>> begin DATA EXCERPTS

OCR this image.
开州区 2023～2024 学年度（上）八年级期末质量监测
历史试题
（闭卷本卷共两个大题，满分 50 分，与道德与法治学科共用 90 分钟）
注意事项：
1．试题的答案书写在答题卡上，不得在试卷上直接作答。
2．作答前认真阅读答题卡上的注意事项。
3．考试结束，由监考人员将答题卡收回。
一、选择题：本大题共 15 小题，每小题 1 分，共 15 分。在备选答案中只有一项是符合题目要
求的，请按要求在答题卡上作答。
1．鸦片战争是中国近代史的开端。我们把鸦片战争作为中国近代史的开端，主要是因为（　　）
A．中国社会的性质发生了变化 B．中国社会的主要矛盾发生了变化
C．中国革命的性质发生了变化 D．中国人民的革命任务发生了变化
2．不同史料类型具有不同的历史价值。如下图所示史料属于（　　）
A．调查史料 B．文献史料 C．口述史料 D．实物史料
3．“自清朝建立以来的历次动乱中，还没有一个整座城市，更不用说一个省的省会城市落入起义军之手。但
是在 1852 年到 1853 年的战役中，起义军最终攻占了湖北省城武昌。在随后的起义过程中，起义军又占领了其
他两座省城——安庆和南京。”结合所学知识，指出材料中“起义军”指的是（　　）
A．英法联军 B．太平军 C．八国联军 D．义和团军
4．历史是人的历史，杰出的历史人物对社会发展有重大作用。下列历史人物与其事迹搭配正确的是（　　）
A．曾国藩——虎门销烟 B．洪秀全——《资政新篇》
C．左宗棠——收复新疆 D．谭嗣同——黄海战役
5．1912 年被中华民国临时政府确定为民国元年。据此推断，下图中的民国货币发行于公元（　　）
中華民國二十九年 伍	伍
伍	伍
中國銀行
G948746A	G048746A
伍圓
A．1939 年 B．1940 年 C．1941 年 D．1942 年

>> end DATA EXCERPTS
>> begin DATA EXCERPTS

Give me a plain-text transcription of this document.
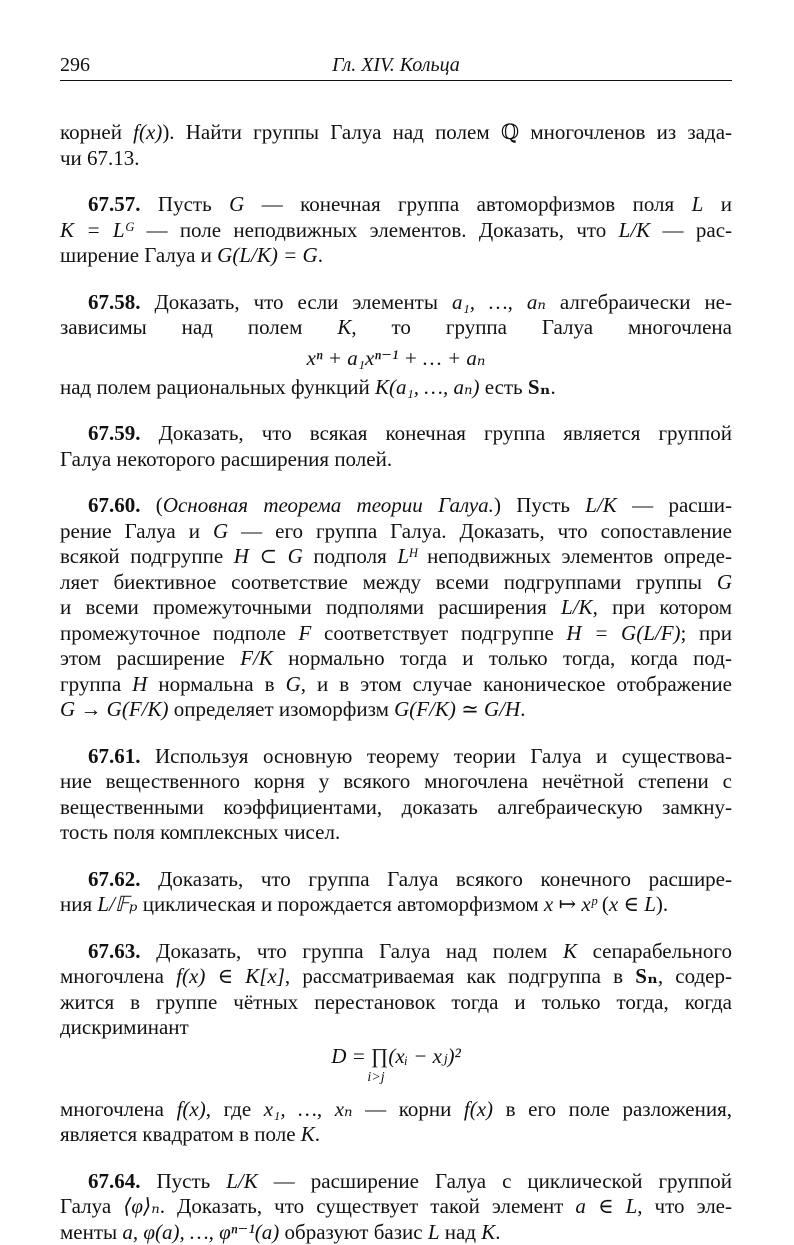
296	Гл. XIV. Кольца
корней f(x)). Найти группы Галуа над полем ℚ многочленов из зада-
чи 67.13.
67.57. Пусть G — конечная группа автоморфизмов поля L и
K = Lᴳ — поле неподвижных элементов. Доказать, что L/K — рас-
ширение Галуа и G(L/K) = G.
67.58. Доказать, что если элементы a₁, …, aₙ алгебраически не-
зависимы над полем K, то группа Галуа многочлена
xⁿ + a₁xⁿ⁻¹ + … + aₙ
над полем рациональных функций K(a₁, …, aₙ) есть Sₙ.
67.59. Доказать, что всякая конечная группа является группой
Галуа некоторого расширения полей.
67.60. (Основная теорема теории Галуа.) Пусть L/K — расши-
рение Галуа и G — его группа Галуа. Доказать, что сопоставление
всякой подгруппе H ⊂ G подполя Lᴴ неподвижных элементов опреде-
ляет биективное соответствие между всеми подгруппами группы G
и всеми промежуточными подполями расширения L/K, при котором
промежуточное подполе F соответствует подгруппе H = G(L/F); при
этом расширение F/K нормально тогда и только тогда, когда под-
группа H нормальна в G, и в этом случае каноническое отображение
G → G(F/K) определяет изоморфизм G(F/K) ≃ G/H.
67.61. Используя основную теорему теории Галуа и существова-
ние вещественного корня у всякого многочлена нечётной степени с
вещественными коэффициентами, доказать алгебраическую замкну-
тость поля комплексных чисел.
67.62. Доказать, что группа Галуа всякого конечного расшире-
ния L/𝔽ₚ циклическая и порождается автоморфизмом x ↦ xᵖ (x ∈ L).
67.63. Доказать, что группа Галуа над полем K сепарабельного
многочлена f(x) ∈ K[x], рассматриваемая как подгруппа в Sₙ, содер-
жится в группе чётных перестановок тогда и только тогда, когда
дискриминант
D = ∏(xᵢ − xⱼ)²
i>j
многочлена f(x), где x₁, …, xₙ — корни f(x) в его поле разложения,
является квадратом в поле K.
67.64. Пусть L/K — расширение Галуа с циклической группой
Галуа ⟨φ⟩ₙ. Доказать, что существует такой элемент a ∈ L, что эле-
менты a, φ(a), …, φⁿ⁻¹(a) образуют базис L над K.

>> end DATA EXCERPTS
>> begin DATA EXCERPTS

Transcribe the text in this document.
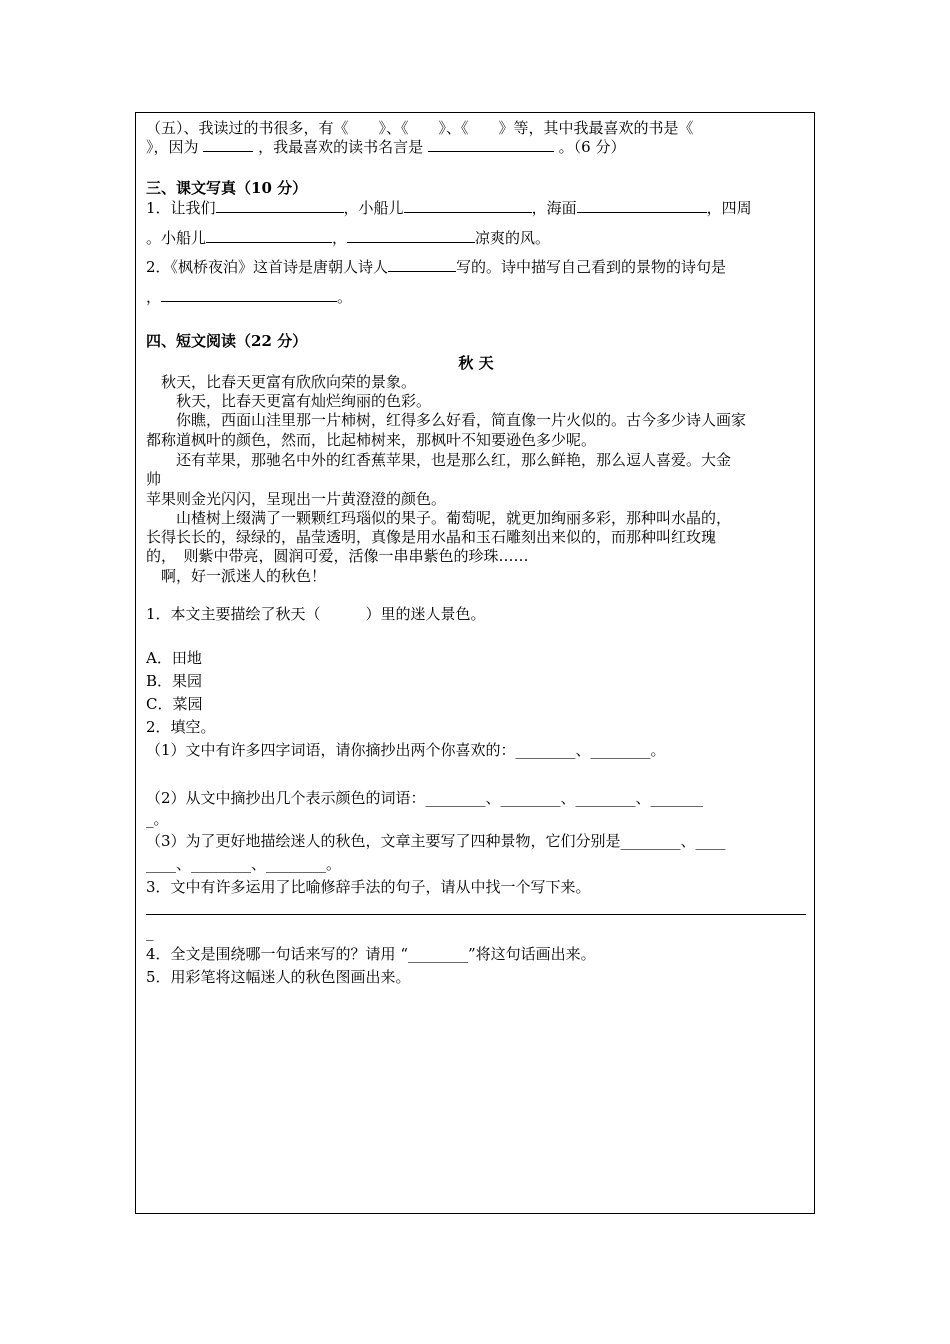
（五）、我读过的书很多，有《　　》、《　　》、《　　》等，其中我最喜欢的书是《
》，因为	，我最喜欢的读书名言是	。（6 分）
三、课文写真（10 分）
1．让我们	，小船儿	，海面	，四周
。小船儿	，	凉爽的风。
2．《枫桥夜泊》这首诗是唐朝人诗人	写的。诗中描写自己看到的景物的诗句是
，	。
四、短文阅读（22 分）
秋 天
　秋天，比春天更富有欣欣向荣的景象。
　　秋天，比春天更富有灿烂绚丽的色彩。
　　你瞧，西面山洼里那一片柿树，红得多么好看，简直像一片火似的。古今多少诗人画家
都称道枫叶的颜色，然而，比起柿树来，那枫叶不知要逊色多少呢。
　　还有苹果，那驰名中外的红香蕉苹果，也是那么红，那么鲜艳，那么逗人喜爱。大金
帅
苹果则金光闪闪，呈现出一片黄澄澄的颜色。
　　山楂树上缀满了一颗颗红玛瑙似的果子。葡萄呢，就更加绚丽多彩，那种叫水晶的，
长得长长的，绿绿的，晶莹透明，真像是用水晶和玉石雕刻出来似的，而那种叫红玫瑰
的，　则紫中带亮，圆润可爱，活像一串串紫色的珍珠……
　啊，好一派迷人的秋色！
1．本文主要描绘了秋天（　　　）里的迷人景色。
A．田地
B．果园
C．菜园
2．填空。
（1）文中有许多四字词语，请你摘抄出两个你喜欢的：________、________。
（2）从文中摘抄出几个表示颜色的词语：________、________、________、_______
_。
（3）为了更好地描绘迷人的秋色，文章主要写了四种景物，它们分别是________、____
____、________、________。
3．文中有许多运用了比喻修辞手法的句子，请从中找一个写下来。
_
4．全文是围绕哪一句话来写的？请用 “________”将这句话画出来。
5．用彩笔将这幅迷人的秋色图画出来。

>> end DATA EXCERPTS

List every line from the entries above in which "this" appears.

OCR this image.
Give me a plain-text transcription of this document.
Transcribe the text in this document.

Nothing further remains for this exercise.